_What to produce_. Look through the data below and count each line where the word "label" appears. Reply with the count alone.

Items from a figure collection

------------------------------------

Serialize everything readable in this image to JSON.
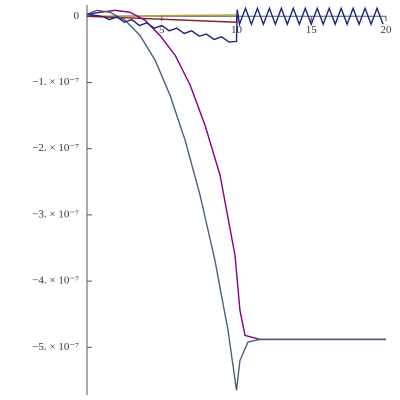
{
  "chart_data": {
    "type": "line",
    "xlim": [
      0,
      20
    ],
    "ylim": [
      -5.72e-07,
      1.7e-08
    ],
    "xticks": [
      5,
      10,
      15,
      20
    ],
    "yticks": [
      0,
      {
        "value": -1e-07,
        "label": "−1. × 10⁻⁷"
      },
      {
        "value": -2e-07,
        "label": "−2. × 10⁻⁷"
      },
      {
        "value": -3e-07,
        "label": "−3. × 10⁻⁷"
      },
      {
        "value": -4e-07,
        "label": "−4. × 10⁻⁷"
      },
      {
        "value": -5e-07,
        "label": "−5. × 10⁻⁷"
      }
    ],
    "series": [
      {
        "color": "#b0a040",
        "x": [
          0,
          10
        ],
        "values": [
          0,
          2e-09
        ]
      },
      {
        "color": "#8b1a1a",
        "x": [
          0,
          10,
          10.05
        ],
        "values": [
          0,
          -9e-09,
          0
        ]
      },
      {
        "color": "#800080",
        "x": [
          0,
          0.87,
          1.87,
          2.88,
          3.88,
          4.88,
          5.9,
          6.9,
          7.9,
          8.9,
          9.9,
          10.23,
          10.57,
          11.57,
          20
        ],
        "values": [
          3e-09,
          6e-09,
          9e-09,
          6e-09,
          -6e-09,
          -2.9e-08,
          -5.9e-08,
          -1.04e-07,
          -1.65e-07,
          -2.4e-07,
          -3.61e-07,
          -4.44e-07,
          -4.82e-07,
          -4.88e-07,
          -4.88e-07
        ]
      },
      {
        "color": "#4a6080",
        "x": [
          0,
          0.67,
          1.54,
          2.54,
          3.55,
          4.55,
          5.55,
          6.56,
          7.56,
          8.56,
          9.43,
          10,
          10.23,
          10.77,
          11.57,
          20
        ],
        "values": [
          3e-09,
          9e-09,
          6e-09,
          -6e-09,
          -2.9e-08,
          -6.6e-08,
          -1.19e-07,
          -1.87e-07,
          -2.7e-07,
          -3.69e-07,
          -4.74e-07,
          -5.65e-07,
          -5.2e-07,
          -4.92e-07,
          -4.88e-07,
          -4.88e-07
        ]
      },
      {
        "color": "#1a237e",
        "x": [
          0,
          1,
          1.5,
          2,
          2.5,
          3,
          3.5,
          4,
          4.5,
          5,
          5.5,
          6,
          6.5,
          7,
          7.5,
          8,
          8.5,
          9,
          9.5,
          10,
          10.05,
          10.2,
          10.6,
          11,
          11.4,
          11.8,
          12.2,
          12.6,
          13,
          13.4,
          13.8,
          14.2,
          14.6,
          15,
          15.4,
          15.8,
          16.2,
          16.6,
          17,
          17.4,
          17.8,
          18.2,
          18.6,
          19,
          19.4,
          19.8
        ],
        "values": [
          3e-09,
          0,
          -5e-09,
          -1e-09,
          -9e-09,
          -5e-09,
          -1.4e-08,
          -1e-08,
          -1.8e-08,
          -1.4e-08,
          -2.2e-08,
          -1.8e-08,
          -2.6e-08,
          -2.2e-08,
          -3e-08,
          -2.7e-08,
          -3.5e-08,
          -3.1e-08,
          -3.9e-08,
          -3.8e-08,
          1e-08,
          -1.2e-08,
          1.2e-08,
          -1.2e-08,
          1.2e-08,
          -1.2e-08,
          1.2e-08,
          -1.2e-08,
          1.2e-08,
          -1.2e-08,
          1.2e-08,
          -1.2e-08,
          1.2e-08,
          -1.2e-08,
          1.2e-08,
          -1.2e-08,
          1.2e-08,
          -1.2e-08,
          1.2e-08,
          -1.2e-08,
          1.2e-08,
          -1.2e-08,
          1.2e-08,
          -1.2e-08,
          1.2e-08,
          -1.2e-08
        ]
      }
    ]
  }
}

------------------------------------

_Answer to this task_. 5